# SET TASK
Repeat the entire listing exactly.

>> START

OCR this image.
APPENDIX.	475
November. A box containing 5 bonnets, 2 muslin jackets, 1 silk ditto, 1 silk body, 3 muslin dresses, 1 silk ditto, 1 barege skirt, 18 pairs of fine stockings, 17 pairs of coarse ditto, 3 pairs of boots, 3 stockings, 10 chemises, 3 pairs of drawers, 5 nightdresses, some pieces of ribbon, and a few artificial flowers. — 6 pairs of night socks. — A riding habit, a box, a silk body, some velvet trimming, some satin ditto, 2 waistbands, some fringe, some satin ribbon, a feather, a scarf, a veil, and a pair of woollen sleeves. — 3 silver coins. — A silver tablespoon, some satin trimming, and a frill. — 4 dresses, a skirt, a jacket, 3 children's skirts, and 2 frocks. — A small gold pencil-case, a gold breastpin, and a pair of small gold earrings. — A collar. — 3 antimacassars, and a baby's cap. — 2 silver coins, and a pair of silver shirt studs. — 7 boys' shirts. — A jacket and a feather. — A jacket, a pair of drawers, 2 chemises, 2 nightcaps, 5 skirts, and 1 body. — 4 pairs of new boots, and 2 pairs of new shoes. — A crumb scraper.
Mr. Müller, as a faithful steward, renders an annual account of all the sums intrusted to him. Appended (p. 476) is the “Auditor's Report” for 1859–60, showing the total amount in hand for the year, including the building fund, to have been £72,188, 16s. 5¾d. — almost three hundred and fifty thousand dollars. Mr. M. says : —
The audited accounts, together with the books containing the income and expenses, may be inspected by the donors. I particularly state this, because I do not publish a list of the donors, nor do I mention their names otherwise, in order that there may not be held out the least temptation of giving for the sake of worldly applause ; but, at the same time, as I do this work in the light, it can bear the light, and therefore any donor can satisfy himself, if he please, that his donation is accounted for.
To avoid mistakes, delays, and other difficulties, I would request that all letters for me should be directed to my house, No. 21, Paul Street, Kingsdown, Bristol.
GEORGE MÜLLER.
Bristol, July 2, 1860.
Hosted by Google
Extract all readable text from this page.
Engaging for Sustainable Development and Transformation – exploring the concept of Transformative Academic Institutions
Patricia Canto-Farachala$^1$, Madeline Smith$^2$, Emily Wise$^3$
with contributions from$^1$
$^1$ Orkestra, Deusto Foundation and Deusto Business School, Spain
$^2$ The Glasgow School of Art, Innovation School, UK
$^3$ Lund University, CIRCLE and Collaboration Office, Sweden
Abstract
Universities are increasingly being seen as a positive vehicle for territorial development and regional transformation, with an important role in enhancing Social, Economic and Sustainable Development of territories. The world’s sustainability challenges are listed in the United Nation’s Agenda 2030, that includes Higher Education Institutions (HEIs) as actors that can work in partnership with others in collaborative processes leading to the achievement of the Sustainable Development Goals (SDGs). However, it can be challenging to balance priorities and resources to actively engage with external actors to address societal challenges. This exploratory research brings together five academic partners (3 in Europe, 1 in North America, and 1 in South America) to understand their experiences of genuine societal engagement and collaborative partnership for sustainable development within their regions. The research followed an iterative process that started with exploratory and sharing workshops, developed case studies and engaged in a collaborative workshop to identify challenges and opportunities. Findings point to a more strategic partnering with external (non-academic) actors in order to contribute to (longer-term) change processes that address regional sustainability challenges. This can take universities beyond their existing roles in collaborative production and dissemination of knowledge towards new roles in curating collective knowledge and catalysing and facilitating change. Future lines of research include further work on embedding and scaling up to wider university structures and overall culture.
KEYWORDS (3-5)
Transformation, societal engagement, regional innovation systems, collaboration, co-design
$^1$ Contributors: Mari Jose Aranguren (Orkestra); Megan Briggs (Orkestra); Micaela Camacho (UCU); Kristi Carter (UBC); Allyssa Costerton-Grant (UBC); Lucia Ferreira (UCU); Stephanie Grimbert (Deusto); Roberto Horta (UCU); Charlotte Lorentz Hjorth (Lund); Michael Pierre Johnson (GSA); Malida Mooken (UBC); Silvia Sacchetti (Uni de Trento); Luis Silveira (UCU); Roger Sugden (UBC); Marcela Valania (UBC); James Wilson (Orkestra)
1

>> END

# THE RESULT
OCR this image.
APPENDIX.	475
November. A box containing 5 bonnets, 2 muslin jackets, 1 silk ditto, 1 silk body, 3 muslin dresses, 1 silk ditto, 1 barege skirt, 18 pairs of fine stockings, 17 pairs of coarse ditto, 3 pairs of boots, 3 stockings, 10 chemises, 3 pairs of drawers, 5 nightdresses, some pieces of ribbon, and a few artificial flowers. — 6 pairs of night socks. — A riding habit, a box, a silk body, some velvet trimming, some satin ditto, 2 waistbands, some fringe, some satin ribbon, a feather, a scarf, a veil, and a pair of woollen sleeves. — 3 silver coins. — A silver tablespoon, some satin trimming, and a frill. — 4 dresses, a skirt, a jacket, 3 children's skirts, and 2 frocks. — A small gold pencil-case, a gold breastpin, and a pair of small gold earrings. — A collar. — 3 antimacassars, and a baby's cap. — 2 silver coins, and a pair of silver shirt studs. — 7 boys' shirts. — A jacket and a feather. — A jacket, a pair of drawers, 2 chemises, 2 nightcaps, 5 skirts, and 1 body. — 4 pairs of new boots, and 2 pairs of new shoes. — A crumb scraper.
Mr. Müller, as a faithful steward, renders an annual account of all the sums intrusted to him. Appended (p. 476) is the “Auditor's Report” for 1859–60, showing the total amount in hand for the year, including the building fund, to have been £72,188, 16s. 5¾d. — almost three hundred and fifty thousand dollars. Mr. M. says : —
The audited accounts, together with the books containing the income and expenses, may be inspected by the donors. I particularly state this, because I do not publish a list of the donors, nor do I mention their names otherwise, in order that there may not be held out the least temptation of giving for the sake of worldly applause ; but, at the same time, as I do this work in the light, it can bear the light, and therefore any donor can satisfy himself, if he please, that his donation is accounted for.
To avoid mistakes, delays, and other difficulties, I would request that all letters for me should be directed to my house, No. 21, Paul Street, Kingsdown, Bristol.
GEORGE MÜLLER.
Bristol, July 2, 1860.
Hosted by Google
Extract all readable text from this page.
Engaging for Sustainable Development and Transformation – exploring the concept of Transformative Academic Institutions
Patricia Canto-Farachala$^1$, Madeline Smith$^2$, Emily Wise$^3$
with contributions from$^1$
$^1$ Orkestra, Deusto Foundation and Deusto Business School, Spain
$^2$ The Glasgow School of Art, Innovation School, UK
$^3$ Lund University, CIRCLE and Collaboration Office, Sweden
Abstract
Universities are increasingly being seen as a positive vehicle for territorial development and regional transformation, with an important role in enhancing Social, Economic and Sustainable Development of territories. The world’s sustainability challenges are listed in the United Nation’s Agenda 2030, that includes Higher Education Institutions (HEIs) as actors that can work in partnership with others in collaborative processes leading to the achievement of the Sustainable Development Goals (SDGs). However, it can be challenging to balance priorities and resources to actively engage with external actors to address societal challenges. This exploratory research brings together five academic partners (3 in Europe, 1 in North America, and 1 in South America) to understand their experiences of genuine societal engagement and collaborative partnership for sustainable development within their regions. The research followed an iterative process that started with exploratory and sharing workshops, developed case studies and engaged in a collaborative workshop to identify challenges and opportunities. Findings point to a more strategic partnering with external (non-academic) actors in order to contribute to (longer-term) change processes that address regional sustainability challenges. This can take universities beyond their existing roles in collaborative production and dissemination of knowledge towards new roles in curating collective knowledge and catalysing and facilitating change. Future lines of research include further work on embedding and scaling up to wider university structures and overall culture.
KEYWORDS (3-5)
Transformation, societal engagement, regional innovation systems, collaboration, co-design
$^1$ Contributors: Mari Jose Aranguren (Orkestra); Megan Briggs (Orkestra); Micaela Camacho (UCU); Kristi Carter (UBC); Allyssa Costerton-Grant (UBC); Lucia Ferreira (UCU); Stephanie Grimbert (Deusto); Roberto Horta (UCU); Charlotte Lorentz Hjorth (Lund); Michael Pierre Johnson (GSA); Malida Mooken (UBC); Silvia Sacchetti (Uni de Trento); Luis Silveira (UCU); Roger Sugden (UBC); Marcela Valania (UBC); James Wilson (Orkestra)
1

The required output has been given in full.